» Exercise aim
The data must be written out once more, precisely as given.

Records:

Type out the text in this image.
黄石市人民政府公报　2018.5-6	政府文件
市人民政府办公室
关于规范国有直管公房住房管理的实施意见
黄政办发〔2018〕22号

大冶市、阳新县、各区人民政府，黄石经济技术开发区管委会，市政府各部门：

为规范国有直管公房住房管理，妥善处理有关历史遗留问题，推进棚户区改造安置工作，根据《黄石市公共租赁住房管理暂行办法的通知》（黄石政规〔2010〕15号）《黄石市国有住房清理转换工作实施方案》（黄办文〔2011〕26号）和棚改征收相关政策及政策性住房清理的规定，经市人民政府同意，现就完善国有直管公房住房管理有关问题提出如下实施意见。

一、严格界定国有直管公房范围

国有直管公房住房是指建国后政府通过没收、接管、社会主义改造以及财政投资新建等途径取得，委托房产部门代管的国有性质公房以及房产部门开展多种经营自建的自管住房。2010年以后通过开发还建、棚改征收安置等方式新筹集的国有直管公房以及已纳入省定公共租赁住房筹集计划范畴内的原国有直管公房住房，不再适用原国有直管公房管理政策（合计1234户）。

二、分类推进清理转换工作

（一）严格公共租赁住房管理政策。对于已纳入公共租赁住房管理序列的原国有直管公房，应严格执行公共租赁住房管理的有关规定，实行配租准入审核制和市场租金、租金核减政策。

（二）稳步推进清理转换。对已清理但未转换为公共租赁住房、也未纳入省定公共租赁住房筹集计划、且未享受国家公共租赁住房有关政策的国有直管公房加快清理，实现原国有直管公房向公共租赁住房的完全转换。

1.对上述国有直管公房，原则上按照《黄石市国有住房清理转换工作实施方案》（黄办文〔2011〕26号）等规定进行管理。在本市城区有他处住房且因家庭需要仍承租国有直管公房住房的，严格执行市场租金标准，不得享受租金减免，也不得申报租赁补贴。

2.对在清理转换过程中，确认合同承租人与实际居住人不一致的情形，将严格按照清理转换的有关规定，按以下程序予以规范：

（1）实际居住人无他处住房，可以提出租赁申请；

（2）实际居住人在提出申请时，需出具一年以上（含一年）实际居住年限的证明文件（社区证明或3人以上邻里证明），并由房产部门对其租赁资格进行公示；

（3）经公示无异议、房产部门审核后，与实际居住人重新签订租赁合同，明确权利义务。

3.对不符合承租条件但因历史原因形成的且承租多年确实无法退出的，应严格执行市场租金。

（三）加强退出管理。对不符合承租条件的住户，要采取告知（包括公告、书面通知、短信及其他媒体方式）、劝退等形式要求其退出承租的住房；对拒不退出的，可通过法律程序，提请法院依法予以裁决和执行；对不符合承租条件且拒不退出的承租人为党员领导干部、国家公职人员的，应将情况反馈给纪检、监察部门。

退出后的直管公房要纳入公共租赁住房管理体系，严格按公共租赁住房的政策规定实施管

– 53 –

» Problem solution
Type out the text in this image.
黄石市人民政府公报　2018.5-6	政府文件
市人民政府办公室
关于规范国有直管公房住房管理的实施意见
黄政办发〔2018〕22号

大冶市、阳新县、各区人民政府，黄石经济技术开发区管委会，市政府各部门：

为规范国有直管公房住房管理，妥善处理有关历史遗留问题，推进棚户区改造安置工作，根据《黄石市公共租赁住房管理暂行办法的通知》（黄石政规〔2010〕15号）《黄石市国有住房清理转换工作实施方案》（黄办文〔2011〕26号）和棚改征收相关政策及政策性住房清理的规定，经市人民政府同意，现就完善国有直管公房住房管理有关问题提出如下实施意见。

一、严格界定国有直管公房范围

国有直管公房住房是指建国后政府通过没收、接管、社会主义改造以及财政投资新建等途径取得，委托房产部门代管的国有性质公房以及房产部门开展多种经营自建的自管住房。2010年以后通过开发还建、棚改征收安置等方式新筹集的国有直管公房以及已纳入省定公共租赁住房筹集计划范畴内的原国有直管公房住房，不再适用原国有直管公房管理政策（合计1234户）。

二、分类推进清理转换工作

（一）严格公共租赁住房管理政策。对于已纳入公共租赁住房管理序列的原国有直管公房，应严格执行公共租赁住房管理的有关规定，实行配租准入审核制和市场租金、租金核减政策。

（二）稳步推进清理转换。对已清理但未转换为公共租赁住房、也未纳入省定公共租赁住房筹集计划、且未享受国家公共租赁住房有关政策的国有直管公房加快清理，实现原国有直管公房向公共租赁住房的完全转换。

1.对上述国有直管公房，原则上按照《黄石市国有住房清理转换工作实施方案》（黄办文〔2011〕26号）等规定进行管理。在本市城区有他处住房且因家庭需要仍承租国有直管公房住房的，严格执行市场租金标准，不得享受租金减免，也不得申报租赁补贴。

2.对在清理转换过程中，确认合同承租人与实际居住人不一致的情形，将严格按照清理转换的有关规定，按以下程序予以规范：

（1）实际居住人无他处住房，可以提出租赁申请；

（2）实际居住人在提出申请时，需出具一年以上（含一年）实际居住年限的证明文件（社区证明或3人以上邻里证明），并由房产部门对其租赁资格进行公示；

（3）经公示无异议、房产部门审核后，与实际居住人重新签订租赁合同，明确权利义务。

3.对不符合承租条件但因历史原因形成的且承租多年确实无法退出的，应严格执行市场租金。

（三）加强退出管理。对不符合承租条件的住户，要采取告知（包括公告、书面通知、短信及其他媒体方式）、劝退等形式要求其退出承租的住房；对拒不退出的，可通过法律程序，提请法院依法予以裁决和执行；对不符合承租条件且拒不退出的承租人为党员领导干部、国家公职人员的，应将情况反馈给纪检、监察部门。

退出后的直管公房要纳入公共租赁住房管理体系，严格按公共租赁住房的政策规定实施管

– 53 –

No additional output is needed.